Entries provided:
/---

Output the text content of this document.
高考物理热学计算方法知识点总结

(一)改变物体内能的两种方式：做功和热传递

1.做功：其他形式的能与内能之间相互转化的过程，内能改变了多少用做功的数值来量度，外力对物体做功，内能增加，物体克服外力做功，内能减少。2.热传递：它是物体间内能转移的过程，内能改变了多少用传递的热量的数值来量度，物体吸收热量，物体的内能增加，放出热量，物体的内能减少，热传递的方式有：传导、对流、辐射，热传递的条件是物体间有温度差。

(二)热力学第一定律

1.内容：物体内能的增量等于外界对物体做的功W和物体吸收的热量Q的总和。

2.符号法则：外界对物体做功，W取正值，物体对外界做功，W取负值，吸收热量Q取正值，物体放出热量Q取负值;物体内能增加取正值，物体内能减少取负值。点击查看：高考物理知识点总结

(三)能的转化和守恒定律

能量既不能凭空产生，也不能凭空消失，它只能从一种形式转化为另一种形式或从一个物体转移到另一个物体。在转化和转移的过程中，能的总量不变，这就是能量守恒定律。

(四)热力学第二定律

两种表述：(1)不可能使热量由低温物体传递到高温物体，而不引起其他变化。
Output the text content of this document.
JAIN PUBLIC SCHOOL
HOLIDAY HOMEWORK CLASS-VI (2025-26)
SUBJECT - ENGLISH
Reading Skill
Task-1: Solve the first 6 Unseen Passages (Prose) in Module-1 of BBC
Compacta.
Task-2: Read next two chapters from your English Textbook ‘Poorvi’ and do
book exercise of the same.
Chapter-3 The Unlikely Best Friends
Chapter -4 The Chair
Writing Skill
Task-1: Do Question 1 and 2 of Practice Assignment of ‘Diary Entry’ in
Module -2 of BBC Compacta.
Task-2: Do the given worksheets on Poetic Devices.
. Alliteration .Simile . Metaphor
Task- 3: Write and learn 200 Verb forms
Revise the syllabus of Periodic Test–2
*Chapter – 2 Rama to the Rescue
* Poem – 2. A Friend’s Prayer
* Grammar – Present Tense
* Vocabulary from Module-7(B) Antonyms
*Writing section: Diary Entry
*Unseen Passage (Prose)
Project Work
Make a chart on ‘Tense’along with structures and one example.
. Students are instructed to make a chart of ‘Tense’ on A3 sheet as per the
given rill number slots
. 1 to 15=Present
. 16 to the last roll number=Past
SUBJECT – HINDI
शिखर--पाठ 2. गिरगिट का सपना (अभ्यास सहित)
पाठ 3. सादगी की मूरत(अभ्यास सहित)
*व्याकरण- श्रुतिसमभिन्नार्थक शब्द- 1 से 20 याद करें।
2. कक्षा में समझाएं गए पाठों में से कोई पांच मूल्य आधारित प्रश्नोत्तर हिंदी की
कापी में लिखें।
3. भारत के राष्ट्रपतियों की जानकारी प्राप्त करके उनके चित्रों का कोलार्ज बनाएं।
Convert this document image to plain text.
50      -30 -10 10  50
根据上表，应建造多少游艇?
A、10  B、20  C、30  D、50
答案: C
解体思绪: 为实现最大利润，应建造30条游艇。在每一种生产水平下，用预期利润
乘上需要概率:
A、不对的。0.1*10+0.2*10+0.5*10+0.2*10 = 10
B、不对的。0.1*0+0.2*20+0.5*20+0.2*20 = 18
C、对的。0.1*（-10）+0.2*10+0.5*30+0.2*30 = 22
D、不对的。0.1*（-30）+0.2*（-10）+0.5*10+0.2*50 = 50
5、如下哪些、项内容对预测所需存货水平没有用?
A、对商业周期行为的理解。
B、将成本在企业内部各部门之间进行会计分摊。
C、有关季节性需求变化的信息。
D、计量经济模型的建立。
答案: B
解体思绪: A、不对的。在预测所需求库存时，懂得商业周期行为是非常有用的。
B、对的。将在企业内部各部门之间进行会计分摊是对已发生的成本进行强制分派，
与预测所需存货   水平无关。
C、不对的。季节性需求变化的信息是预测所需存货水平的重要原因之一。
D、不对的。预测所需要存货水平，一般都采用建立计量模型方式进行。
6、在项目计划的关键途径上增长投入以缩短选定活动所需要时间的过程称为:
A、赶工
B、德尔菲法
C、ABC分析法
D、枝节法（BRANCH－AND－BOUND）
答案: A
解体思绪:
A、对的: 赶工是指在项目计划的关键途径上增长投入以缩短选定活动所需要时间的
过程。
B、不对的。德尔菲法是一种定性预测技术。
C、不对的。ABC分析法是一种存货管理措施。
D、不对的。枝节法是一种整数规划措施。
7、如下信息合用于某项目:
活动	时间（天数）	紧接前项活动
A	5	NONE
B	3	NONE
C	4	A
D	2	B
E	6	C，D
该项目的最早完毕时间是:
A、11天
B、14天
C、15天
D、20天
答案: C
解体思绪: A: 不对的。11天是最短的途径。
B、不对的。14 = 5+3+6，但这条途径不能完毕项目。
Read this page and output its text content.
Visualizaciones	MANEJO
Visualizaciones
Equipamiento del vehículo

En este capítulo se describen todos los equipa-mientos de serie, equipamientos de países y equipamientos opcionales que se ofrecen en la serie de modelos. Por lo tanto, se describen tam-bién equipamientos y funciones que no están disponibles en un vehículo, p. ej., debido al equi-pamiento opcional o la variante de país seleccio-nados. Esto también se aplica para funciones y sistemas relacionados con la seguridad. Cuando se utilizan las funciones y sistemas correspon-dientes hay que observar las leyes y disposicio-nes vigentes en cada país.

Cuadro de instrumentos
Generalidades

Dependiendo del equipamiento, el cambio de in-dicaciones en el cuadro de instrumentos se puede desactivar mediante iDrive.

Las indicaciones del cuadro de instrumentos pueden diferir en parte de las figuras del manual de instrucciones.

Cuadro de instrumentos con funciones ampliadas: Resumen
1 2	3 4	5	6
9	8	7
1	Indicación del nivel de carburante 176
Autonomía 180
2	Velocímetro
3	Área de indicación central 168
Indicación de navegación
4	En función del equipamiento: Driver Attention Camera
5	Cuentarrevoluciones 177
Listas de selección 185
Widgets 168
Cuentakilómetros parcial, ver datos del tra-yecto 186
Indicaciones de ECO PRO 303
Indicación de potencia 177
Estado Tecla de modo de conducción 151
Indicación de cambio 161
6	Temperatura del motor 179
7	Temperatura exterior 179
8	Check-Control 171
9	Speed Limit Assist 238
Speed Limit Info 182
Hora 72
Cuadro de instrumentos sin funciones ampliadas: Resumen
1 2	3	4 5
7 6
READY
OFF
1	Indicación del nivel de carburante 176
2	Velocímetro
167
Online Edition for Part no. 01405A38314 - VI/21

\---

Write every line of the material above again, exactly.

Output the text content of this document.
高考物理热学计算方法知识点总结

(一)改变物体内能的两种方式：做功和热传递

1.做功：其他形式的能与内能之间相互转化的过程，内能改变了多少用做功的数值来量度，外力对物体做功，内能增加，物体克服外力做功，内能减少。2.热传递：它是物体间内能转移的过程，内能改变了多少用传递的热量的数值来量度，物体吸收热量，物体的内能增加，放出热量，物体的内能减少，热传递的方式有：传导、对流、辐射，热传递的条件是物体间有温度差。

(二)热力学第一定律

1.内容：物体内能的增量等于外界对物体做的功W和物体吸收的热量Q的总和。

2.符号法则：外界对物体做功，W取正值，物体对外界做功，W取负值，吸收热量Q取正值，物体放出热量Q取负值;物体内能增加取正值，物体内能减少取负值。点击查看：高考物理知识点总结

(三)能的转化和守恒定律

能量既不能凭空产生，也不能凭空消失，它只能从一种形式转化为另一种形式或从一个物体转移到另一个物体。在转化和转移的过程中，能的总量不变，这就是能量守恒定律。

(四)热力学第二定律

两种表述：(1)不可能使热量由低温物体传递到高温物体，而不引起其他变化。
Output the text content of this document.
JAIN PUBLIC SCHOOL
HOLIDAY HOMEWORK CLASS-VI (2025-26)
SUBJECT - ENGLISH
Reading Skill
Task-1: Solve the first 6 Unseen Passages (Prose) in Module-1 of BBC
Compacta.
Task-2: Read next two chapters from your English Textbook ‘Poorvi’ and do
book exercise of the same.
Chapter-3 The Unlikely Best Friends
Chapter -4 The Chair
Writing Skill
Task-1: Do Question 1 and 2 of Practice Assignment of ‘Diary Entry’ in
Module -2 of BBC Compacta.
Task-2: Do the given worksheets on Poetic Devices.
. Alliteration .Simile . Metaphor
Task- 3: Write and learn 200 Verb forms
Revise the syllabus of Periodic Test–2
*Chapter – 2 Rama to the Rescue
* Poem – 2. A Friend’s Prayer
* Grammar – Present Tense
* Vocabulary from Module-7(B) Antonyms
*Writing section: Diary Entry
*Unseen Passage (Prose)
Project Work
Make a chart on ‘Tense’along with structures and one example.
. Students are instructed to make a chart of ‘Tense’ on A3 sheet as per the
given rill number slots
. 1 to 15=Present
. 16 to the last roll number=Past
SUBJECT – HINDI
शिखर--पाठ 2. गिरगिट का सपना (अभ्यास सहित)
पाठ 3. सादगी की मूरत(अभ्यास सहित)
*व्याकरण- श्रुतिसमभिन्नार्थक शब्द- 1 से 20 याद करें।
2. कक्षा में समझाएं गए पाठों में से कोई पांच मूल्य आधारित प्रश्नोत्तर हिंदी की
कापी में लिखें।
3. भारत के राष्ट्रपतियों की जानकारी प्राप्त करके उनके चित्रों का कोलार्ज बनाएं।
Convert this document image to plain text.
50      -30 -10 10  50
根据上表，应建造多少游艇?
A、10  B、20  C、30  D、50
答案: C
解体思绪: 为实现最大利润，应建造30条游艇。在每一种生产水平下，用预期利润
乘上需要概率:
A、不对的。0.1*10+0.2*10+0.5*10+0.2*10 = 10
B、不对的。0.1*0+0.2*20+0.5*20+0.2*20 = 18
C、对的。0.1*（-10）+0.2*10+0.5*30+0.2*30 = 22
D、不对的。0.1*（-30）+0.2*（-10）+0.5*10+0.2*50 = 50
5、如下哪些、项内容对预测所需存货水平没有用?
A、对商业周期行为的理解。
B、将成本在企业内部各部门之间进行会计分摊。
C、有关季节性需求变化的信息。
D、计量经济模型的建立。
答案: B
解体思绪: A、不对的。在预测所需求库存时，懂得商业周期行为是非常有用的。
B、对的。将在企业内部各部门之间进行会计分摊是对已发生的成本进行强制分派，
与预测所需存货   水平无关。
C、不对的。季节性需求变化的信息是预测所需存货水平的重要原因之一。
D、不对的。预测所需要存货水平，一般都采用建立计量模型方式进行。
6、在项目计划的关键途径上增长投入以缩短选定活动所需要时间的过程称为:
A、赶工
B、德尔菲法
C、ABC分析法
D、枝节法（BRANCH－AND－BOUND）
答案: A
解体思绪:
A、对的: 赶工是指在项目计划的关键途径上增长投入以缩短选定活动所需要时间的
过程。
B、不对的。德尔菲法是一种定性预测技术。
C、不对的。ABC分析法是一种存货管理措施。
D、不对的。枝节法是一种整数规划措施。
7、如下信息合用于某项目:
活动	时间（天数）	紧接前项活动
A	5	NONE
B	3	NONE
C	4	A
D	2	B
E	6	C，D
该项目的最早完毕时间是:
A、11天
B、14天
C、15天
D、20天
答案: C
解体思绪: A: 不对的。11天是最短的途径。
B、不对的。14 = 5+3+6，但这条途径不能完毕项目。
Read this page and output its text content.
Visualizaciones	MANEJO
Visualizaciones
Equipamiento del vehículo

En este capítulo se describen todos los equipa-mientos de serie, equipamientos de países y equipamientos opcionales que se ofrecen en la serie de modelos. Por lo tanto, se describen tam-bién equipamientos y funciones que no están disponibles en un vehículo, p. ej., debido al equi-pamiento opcional o la variante de país seleccio-nados. Esto también se aplica para funciones y sistemas relacionados con la seguridad. Cuando se utilizan las funciones y sistemas correspon-dientes hay que observar las leyes y disposicio-nes vigentes en cada país.

Cuadro de instrumentos
Generalidades

Dependiendo del equipamiento, el cambio de in-dicaciones en el cuadro de instrumentos se puede desactivar mediante iDrive.

Las indicaciones del cuadro de instrumentos pueden diferir en parte de las figuras del manual de instrucciones.

Cuadro de instrumentos con funciones ampliadas: Resumen
1 2	3 4	5	6
9	8	7
1	Indicación del nivel de carburante 176
Autonomía 180
2	Velocímetro
3	Área de indicación central 168
Indicación de navegación
4	En función del equipamiento: Driver Attention Camera
5	Cuentarrevoluciones 177
Listas de selección 185
Widgets 168
Cuentakilómetros parcial, ver datos del tra-yecto 186
Indicaciones de ECO PRO 303
Indicación de potencia 177
Estado Tecla de modo de conducción 151
Indicación de cambio 161
6	Temperatura del motor 179
7	Temperatura exterior 179
8	Check-Control 171
9	Speed Limit Assist 238
Speed Limit Info 182
Hora 72
Cuadro de instrumentos sin funciones ampliadas: Resumen
1 2	3	4 5
7 6
READY
OFF
1	Indicación del nivel de carburante 176
2	Velocímetro
167
Online Edition for Part no. 01405A38314 - VI/21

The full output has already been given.